(Data listing)
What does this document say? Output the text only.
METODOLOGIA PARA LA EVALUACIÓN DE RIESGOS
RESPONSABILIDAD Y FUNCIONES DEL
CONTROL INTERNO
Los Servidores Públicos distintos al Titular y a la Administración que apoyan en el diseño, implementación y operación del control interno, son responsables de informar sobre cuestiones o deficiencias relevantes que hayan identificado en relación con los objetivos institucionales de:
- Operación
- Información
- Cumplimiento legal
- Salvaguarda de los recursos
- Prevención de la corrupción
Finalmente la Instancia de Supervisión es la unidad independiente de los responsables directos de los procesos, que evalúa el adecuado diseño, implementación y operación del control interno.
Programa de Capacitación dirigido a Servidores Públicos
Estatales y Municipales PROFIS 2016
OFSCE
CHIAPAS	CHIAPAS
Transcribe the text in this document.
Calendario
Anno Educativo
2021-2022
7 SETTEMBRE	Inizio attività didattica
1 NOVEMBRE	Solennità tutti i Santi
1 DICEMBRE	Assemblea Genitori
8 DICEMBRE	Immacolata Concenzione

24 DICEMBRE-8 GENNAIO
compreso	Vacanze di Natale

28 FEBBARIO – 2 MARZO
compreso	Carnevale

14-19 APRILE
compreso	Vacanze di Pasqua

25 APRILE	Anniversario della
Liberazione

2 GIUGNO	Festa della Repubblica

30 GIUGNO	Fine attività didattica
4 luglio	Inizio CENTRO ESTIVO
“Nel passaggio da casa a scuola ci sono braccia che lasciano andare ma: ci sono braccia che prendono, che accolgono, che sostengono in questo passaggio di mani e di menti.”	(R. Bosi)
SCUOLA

■ **EXERCISE**
Give the entries once more, exactly as they appear.

■ **THE ANSWER**
What does this document say? Output the text only.
METODOLOGIA PARA LA EVALUACIÓN DE RIESGOS
RESPONSABILIDAD Y FUNCIONES DEL
CONTROL INTERNO
Los Servidores Públicos distintos al Titular y a la Administración que apoyan en el diseño, implementación y operación del control interno, son responsables de informar sobre cuestiones o deficiencias relevantes que hayan identificado en relación con los objetivos institucionales de:
- Operación
- Información
- Cumplimiento legal
- Salvaguarda de los recursos
- Prevención de la corrupción
Finalmente la Instancia de Supervisión es la unidad independiente de los responsables directos de los procesos, que evalúa el adecuado diseño, implementación y operación del control interno.
Programa de Capacitación dirigido a Servidores Públicos
Estatales y Municipales PROFIS 2016
OFSCE
CHIAPAS	CHIAPAS
Transcribe the text in this document.
Calendario
Anno Educativo
2021-2022
7 SETTEMBRE	Inizio attività didattica
1 NOVEMBRE	Solennità tutti i Santi
1 DICEMBRE	Assemblea Genitori
8 DICEMBRE	Immacolata Concenzione

24 DICEMBRE-8 GENNAIO
compreso	Vacanze di Natale

28 FEBBARIO – 2 MARZO
compreso	Carnevale

14-19 APRILE
compreso	Vacanze di Pasqua

25 APRILE	Anniversario della
Liberazione

2 GIUGNO	Festa della Repubblica

30 GIUGNO	Fine attività didattica
4 luglio	Inizio CENTRO ESTIVO
“Nel passaggio da casa a scuola ci sono braccia che lasciano andare ma: ci sono braccia che prendono, che accolgono, che sostengono in questo passaggio di mani e di menti.”	(R. Bosi)
SCUOLA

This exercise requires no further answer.